• Texto extraído
╔══

O hate watching provoca reações tão paradoxais no público que já suscita até mesmo investigações acadêmicas no exterior. Um estudo da Universidade da Louisiana em Lafayette publicado em abril passado elenca alguns fatores que dão alento ao espectador quando extravasa o ódio por determinado programa. Entre eles estão o medo de ficar de fora do debate público e, especialmente, um gatilho psicológico: a sensação de superioridade moral em face daquilo que é considerado medíocre. Outra acadêmica da comunicação, Joli Jensen, da Universidade de Tulsa, defende que o hábito confere ao espectador o conforto de se sentir como um expert — as mil comparações de Vale Tudo com a trama original, naturalmente melhor do ponto de vista dos hate watchers, é um exemplo típico dessa espécie de autoempoderamento do espectador. Segundo o periódico European Journal of Social Psychology, a obssessão é explicada, ainda, pela diferença entre o ódio e o simples desagrado — que só estimula a indiferença. Ver tais produções ruins, segundo essa teoria, mexe até mesmo com o metabolismo: as fortes emoções provocadas ao externar a raiva por uma novela ou série podem estimular a liberação de hormônios ligados ao bem-estar, como ocitocina, dopamina e serotonina.

╚══

• Dados armazenados
╔══

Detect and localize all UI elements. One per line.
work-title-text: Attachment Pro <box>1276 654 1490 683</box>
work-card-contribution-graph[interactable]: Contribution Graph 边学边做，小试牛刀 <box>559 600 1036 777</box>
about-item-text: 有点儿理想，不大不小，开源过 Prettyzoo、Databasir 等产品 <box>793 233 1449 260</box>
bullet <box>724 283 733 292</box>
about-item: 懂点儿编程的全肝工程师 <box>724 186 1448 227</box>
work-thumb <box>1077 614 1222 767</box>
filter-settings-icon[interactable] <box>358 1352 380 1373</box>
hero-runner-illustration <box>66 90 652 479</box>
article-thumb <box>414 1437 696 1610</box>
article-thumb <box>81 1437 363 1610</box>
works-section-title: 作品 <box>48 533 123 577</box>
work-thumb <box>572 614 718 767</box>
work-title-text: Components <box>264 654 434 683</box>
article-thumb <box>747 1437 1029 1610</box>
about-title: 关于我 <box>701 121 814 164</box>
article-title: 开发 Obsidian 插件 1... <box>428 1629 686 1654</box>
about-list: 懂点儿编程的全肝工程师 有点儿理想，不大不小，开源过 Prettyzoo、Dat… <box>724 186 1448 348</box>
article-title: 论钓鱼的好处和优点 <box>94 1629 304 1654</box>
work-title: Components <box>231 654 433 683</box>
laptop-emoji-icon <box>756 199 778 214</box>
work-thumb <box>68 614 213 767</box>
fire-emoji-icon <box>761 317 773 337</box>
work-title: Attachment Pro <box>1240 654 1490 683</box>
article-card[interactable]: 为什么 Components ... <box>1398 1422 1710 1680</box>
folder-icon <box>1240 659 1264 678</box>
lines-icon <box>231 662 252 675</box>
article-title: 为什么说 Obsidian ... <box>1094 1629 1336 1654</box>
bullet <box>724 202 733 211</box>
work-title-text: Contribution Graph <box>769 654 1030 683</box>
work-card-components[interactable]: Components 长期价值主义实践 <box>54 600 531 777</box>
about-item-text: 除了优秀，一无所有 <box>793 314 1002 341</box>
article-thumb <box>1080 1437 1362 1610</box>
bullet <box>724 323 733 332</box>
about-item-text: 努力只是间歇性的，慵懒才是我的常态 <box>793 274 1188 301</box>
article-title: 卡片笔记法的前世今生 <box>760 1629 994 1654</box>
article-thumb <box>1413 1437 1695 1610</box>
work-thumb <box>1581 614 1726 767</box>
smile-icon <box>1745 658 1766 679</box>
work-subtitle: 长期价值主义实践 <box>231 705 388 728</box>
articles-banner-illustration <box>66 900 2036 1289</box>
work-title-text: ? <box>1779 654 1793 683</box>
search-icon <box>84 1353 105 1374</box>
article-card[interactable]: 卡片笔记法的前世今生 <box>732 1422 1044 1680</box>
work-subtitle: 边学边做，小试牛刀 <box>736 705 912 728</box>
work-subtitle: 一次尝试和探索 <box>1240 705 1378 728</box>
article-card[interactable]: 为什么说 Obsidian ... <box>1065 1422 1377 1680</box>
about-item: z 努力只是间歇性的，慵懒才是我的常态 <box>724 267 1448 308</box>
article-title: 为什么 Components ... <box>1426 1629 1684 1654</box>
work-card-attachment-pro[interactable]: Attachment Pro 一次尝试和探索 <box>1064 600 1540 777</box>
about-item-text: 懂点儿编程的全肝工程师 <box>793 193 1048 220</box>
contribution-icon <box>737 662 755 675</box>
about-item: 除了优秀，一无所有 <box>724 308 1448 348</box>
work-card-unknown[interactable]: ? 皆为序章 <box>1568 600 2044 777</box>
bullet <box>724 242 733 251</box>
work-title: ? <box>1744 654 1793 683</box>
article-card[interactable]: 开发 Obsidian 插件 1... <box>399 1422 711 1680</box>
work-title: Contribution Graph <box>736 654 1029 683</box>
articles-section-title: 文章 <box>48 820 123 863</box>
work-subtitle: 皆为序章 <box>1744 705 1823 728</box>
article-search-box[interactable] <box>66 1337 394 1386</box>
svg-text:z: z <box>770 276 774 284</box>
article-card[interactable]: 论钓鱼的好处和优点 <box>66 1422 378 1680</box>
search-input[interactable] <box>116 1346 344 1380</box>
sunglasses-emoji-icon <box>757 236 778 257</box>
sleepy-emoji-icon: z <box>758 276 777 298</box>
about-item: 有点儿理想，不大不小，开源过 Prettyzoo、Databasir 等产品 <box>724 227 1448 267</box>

╚══

• Tarefas obrigatórias
A. Indique se cada afirmação abaixo está de acordo com o texto sobre o hate watching. Responda sim ou não e cite literalmente as palavras do texto que decidem a questão. (i) O estudo da Universidade da Louisiana em Lafayette foi publicado em abril passado. (ii) Joli Jensen é acadêmica da Universidade da Louisiana em Lafayette. (iii) Segundo a teoria mencionada, as fortes emoções ao externar a raiva podem estimular a liberação de ocitocina, dopamina e serotonina.
B. Dê continuidade ao texto sobre o hate watching a partir da última frase apresentada.

• Respostas a seguir
A.
(i) Sim: "Um estudo da Universidade da Louisiana em Lafayette publicado em abril passado".
(ii) Não: "Joli Jensen, da Universidade de Tulsa".
(iii) Sim: "as fortes emoções provocadas ao externar a raiva por uma novela ou série podem estimular a liberação de hormônios ligados ao bem-estar, como ocitocina, dopamina e serotonina".

B.
Com o crescimento exponencial do streaming e da oferta de produções ao longo dos últimos quinze anos, plataformas descobriram nesse filão uma maneira de ganhar audiência, já que um público crescente se mostra ávido por consumir e compartilhar material que os enraiveça nas redes sociais. Um dos sucessos lapidares da Netflix nesse sentido é Emily in Paris, série que fala de uma garota fútil vivendo numa Paris que é puro clichê pega-turista (uma das temporadas também fez de Roma sua vítima). O desprezo obsessivo pela protagonista revelou-se um achado: a quarta temporada estreou com 20 milhões de visualizações em sua primeira semana. Já no Prime Video, a galinha dos ovos de ouro no momento é O Verão que Mudou Minha Vida, consumida com afinco (e toneladas de queixas) tanto por fãs adolescentes quanto por adultos consternados com a imaturidade dos personagens. Após a recente conclusão da série, o streaming anunciou um filme.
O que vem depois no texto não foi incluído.